● AIM: Work through the data line by line, gathering every line that has the word "keywords".

____

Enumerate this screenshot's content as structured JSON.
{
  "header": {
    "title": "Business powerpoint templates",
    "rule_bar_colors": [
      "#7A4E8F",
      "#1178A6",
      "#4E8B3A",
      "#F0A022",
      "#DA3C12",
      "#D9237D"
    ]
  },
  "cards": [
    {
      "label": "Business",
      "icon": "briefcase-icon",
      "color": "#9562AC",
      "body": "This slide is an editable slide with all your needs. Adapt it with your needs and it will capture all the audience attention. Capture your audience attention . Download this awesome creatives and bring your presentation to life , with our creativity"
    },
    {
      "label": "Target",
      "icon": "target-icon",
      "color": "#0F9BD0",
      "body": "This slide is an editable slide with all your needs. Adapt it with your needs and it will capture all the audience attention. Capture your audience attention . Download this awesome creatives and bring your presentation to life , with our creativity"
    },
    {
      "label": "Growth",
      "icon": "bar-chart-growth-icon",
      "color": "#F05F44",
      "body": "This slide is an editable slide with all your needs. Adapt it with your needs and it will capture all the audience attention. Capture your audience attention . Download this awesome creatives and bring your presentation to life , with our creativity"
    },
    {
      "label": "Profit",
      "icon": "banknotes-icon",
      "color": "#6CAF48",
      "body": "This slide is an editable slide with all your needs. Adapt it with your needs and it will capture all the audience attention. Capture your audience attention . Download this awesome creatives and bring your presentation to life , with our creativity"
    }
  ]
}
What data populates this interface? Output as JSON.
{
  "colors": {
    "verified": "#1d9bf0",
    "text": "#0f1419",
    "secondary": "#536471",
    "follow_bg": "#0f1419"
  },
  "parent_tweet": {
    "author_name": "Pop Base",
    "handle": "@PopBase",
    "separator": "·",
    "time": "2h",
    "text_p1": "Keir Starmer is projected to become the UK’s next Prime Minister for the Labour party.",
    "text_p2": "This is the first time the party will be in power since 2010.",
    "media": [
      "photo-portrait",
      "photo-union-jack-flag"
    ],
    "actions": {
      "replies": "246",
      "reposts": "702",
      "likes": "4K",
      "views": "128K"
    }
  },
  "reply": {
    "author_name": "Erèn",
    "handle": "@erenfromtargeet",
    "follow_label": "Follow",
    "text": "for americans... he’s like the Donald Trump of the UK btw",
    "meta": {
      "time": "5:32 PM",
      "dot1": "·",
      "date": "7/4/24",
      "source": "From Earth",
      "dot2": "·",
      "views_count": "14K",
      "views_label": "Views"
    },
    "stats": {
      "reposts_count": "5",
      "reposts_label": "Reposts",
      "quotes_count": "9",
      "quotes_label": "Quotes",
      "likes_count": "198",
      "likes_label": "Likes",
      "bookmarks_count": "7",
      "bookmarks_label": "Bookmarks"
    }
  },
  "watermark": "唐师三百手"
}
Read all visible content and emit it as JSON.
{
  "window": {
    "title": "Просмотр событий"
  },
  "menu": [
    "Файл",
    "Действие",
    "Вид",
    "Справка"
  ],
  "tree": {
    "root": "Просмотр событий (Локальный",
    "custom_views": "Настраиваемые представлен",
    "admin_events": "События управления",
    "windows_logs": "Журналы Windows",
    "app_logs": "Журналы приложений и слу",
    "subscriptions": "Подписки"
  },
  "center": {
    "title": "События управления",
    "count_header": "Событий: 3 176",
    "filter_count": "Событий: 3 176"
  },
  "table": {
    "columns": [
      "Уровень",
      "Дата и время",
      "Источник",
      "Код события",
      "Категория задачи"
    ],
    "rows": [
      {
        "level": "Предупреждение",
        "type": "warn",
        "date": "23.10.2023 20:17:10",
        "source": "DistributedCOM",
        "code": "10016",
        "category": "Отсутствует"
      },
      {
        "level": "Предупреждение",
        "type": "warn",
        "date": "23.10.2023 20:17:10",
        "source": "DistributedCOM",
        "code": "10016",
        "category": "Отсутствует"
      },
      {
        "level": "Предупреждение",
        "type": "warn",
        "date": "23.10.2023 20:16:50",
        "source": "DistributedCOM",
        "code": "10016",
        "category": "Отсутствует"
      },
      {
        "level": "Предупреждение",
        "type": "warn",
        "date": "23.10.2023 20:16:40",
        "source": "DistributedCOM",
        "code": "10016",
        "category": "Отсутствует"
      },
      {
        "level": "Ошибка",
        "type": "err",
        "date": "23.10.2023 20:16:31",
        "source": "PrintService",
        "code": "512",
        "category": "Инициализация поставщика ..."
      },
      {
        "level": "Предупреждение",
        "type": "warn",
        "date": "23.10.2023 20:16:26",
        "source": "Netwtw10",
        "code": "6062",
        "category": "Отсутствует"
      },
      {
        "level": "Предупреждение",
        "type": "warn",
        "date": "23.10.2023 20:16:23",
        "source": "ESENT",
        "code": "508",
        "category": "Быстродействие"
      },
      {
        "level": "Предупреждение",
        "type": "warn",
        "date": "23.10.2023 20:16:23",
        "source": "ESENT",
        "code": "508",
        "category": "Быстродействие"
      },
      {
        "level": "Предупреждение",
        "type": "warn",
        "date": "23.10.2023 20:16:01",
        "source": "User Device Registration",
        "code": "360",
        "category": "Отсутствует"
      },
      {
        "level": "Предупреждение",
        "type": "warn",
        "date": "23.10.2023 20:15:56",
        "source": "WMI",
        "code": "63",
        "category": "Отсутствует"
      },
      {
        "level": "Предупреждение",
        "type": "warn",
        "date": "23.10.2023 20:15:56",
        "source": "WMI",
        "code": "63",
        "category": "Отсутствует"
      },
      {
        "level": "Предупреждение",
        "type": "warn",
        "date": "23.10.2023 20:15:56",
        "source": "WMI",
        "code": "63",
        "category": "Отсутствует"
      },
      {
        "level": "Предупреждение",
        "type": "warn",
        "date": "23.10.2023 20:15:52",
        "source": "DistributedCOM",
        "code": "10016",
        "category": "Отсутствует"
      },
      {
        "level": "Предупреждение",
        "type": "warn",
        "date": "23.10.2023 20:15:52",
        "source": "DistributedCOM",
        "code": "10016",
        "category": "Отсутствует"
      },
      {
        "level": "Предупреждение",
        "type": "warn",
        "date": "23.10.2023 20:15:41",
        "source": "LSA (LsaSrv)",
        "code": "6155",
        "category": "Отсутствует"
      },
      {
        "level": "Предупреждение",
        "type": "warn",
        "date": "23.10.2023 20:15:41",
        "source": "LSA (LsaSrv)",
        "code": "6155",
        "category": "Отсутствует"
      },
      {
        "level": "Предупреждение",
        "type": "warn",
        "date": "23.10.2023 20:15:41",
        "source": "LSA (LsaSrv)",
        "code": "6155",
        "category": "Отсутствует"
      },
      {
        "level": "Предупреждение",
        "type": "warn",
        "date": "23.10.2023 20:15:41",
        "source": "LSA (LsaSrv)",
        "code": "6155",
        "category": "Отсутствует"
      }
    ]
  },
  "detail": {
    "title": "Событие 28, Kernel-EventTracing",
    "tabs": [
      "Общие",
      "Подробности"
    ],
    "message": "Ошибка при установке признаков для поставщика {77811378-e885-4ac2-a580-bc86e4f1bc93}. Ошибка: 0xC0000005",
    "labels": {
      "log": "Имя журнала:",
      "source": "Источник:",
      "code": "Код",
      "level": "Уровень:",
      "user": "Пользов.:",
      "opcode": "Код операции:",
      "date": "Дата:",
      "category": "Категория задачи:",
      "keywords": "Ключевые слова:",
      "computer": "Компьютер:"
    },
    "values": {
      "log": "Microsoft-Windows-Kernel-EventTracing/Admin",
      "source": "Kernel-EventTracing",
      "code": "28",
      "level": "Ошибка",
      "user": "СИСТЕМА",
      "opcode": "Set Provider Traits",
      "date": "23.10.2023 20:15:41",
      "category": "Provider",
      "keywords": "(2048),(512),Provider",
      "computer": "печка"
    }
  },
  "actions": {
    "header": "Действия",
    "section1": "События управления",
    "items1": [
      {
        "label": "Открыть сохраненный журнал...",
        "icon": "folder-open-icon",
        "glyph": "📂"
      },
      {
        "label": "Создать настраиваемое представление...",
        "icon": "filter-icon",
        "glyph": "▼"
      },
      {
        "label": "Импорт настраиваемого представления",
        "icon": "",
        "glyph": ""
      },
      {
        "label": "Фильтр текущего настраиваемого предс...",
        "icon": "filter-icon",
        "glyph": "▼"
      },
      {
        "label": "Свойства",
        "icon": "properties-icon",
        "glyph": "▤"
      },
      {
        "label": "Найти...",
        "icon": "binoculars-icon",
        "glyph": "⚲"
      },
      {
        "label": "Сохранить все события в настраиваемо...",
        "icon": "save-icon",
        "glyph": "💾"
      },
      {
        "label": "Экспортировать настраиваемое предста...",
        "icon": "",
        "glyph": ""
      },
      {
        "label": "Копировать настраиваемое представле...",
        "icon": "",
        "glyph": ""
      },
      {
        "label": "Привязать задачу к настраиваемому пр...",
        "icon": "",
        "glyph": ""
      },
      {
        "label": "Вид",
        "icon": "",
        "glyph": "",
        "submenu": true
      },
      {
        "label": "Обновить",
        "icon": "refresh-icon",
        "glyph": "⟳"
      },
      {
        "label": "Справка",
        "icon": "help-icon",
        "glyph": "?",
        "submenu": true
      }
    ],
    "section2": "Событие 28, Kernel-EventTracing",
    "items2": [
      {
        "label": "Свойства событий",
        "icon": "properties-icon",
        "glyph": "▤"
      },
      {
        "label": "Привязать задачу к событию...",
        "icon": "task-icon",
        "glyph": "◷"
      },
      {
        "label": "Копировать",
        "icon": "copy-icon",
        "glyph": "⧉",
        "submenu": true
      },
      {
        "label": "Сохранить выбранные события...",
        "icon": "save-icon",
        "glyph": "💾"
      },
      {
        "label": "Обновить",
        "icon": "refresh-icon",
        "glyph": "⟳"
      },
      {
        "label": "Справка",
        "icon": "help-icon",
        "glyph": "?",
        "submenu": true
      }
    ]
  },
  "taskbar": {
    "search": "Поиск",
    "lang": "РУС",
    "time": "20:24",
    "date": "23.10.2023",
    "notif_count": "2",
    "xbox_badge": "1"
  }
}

____

● RESPONSE TO THE TASK:
      "keywords": "Ключевые слова:",
      "keywords": "(2048),(512),Provider",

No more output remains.